* **TO BE DONE**: Each record must be reproduced exactly as it is shown.

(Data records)
==*==

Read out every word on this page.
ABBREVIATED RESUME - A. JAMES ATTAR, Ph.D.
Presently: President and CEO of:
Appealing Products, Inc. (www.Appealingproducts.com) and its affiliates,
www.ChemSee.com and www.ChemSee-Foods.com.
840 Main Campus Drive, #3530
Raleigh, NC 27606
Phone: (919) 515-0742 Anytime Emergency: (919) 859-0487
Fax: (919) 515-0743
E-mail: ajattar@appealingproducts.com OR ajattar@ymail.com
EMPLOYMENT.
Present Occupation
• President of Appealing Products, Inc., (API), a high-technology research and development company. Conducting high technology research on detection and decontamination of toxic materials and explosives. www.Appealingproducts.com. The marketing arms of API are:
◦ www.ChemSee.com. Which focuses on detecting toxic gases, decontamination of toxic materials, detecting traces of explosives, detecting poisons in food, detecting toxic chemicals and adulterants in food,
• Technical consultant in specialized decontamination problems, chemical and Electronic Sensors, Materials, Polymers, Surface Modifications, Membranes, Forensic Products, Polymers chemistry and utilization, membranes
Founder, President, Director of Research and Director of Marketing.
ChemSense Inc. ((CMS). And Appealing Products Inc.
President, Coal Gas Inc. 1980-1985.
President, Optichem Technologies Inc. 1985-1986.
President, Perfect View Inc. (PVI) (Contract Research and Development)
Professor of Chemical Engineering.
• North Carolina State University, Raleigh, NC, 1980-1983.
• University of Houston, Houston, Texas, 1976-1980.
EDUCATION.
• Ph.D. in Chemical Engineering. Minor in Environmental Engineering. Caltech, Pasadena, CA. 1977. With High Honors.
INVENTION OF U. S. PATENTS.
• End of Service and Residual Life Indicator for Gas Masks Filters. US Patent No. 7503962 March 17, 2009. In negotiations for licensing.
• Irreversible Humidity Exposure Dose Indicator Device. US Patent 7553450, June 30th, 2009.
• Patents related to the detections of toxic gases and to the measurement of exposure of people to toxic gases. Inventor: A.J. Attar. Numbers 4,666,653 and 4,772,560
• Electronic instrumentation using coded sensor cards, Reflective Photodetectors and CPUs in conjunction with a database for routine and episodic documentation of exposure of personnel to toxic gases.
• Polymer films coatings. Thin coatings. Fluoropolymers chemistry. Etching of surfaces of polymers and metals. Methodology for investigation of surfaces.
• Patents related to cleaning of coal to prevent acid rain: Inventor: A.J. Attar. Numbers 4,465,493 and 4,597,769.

==*==

* **FINAL ANSWER**:
Read out every word on this page.
ABBREVIATED RESUME - A. JAMES ATTAR, Ph.D.
Presently: President and CEO of:
Appealing Products, Inc. (www.Appealingproducts.com) and its affiliates,
www.ChemSee.com and www.ChemSee-Foods.com.
840 Main Campus Drive, #3530
Raleigh, NC 27606
Phone: (919) 515-0742 Anytime Emergency: (919) 859-0487
Fax: (919) 515-0743
E-mail: ajattar@appealingproducts.com OR ajattar@ymail.com
EMPLOYMENT.
Present Occupation
• President of Appealing Products, Inc., (API), a high-technology research and development company. Conducting high technology research on detection and decontamination of toxic materials and explosives. www.Appealingproducts.com. The marketing arms of API are:
◦ www.ChemSee.com. Which focuses on detecting toxic gases, decontamination of toxic materials, detecting traces of explosives, detecting poisons in food, detecting toxic chemicals and adulterants in food,
• Technical consultant in specialized decontamination problems, chemical and Electronic Sensors, Materials, Polymers, Surface Modifications, Membranes, Forensic Products, Polymers chemistry and utilization, membranes
Founder, President, Director of Research and Director of Marketing.
ChemSense Inc. ((CMS). And Appealing Products Inc.
President, Coal Gas Inc. 1980-1985.
President, Optichem Technologies Inc. 1985-1986.
President, Perfect View Inc. (PVI) (Contract Research and Development)
Professor of Chemical Engineering.
• North Carolina State University, Raleigh, NC, 1980-1983.
• University of Houston, Houston, Texas, 1976-1980.
EDUCATION.
• Ph.D. in Chemical Engineering. Minor in Environmental Engineering. Caltech, Pasadena, CA. 1977. With High Honors.
INVENTION OF U. S. PATENTS.
• End of Service and Residual Life Indicator for Gas Masks Filters. US Patent No. 7503962 March 17, 2009. In negotiations for licensing.
• Irreversible Humidity Exposure Dose Indicator Device. US Patent 7553450, June 30th, 2009.
• Patents related to the detections of toxic gases and to the measurement of exposure of people to toxic gases. Inventor: A.J. Attar. Numbers 4,666,653 and 4,772,560
• Electronic instrumentation using coded sensor cards, Reflective Photodetectors and CPUs in conjunction with a database for routine and episodic documentation of exposure of personnel to toxic gases.
• Polymer films coatings. Thin coatings. Fluoropolymers chemistry. Etching of surfaces of polymers and metals. Methodology for investigation of surfaces.
• Patents related to cleaning of coal to prevent acid rain: Inventor: A.J. Attar. Numbers 4,465,493 and 4,597,769.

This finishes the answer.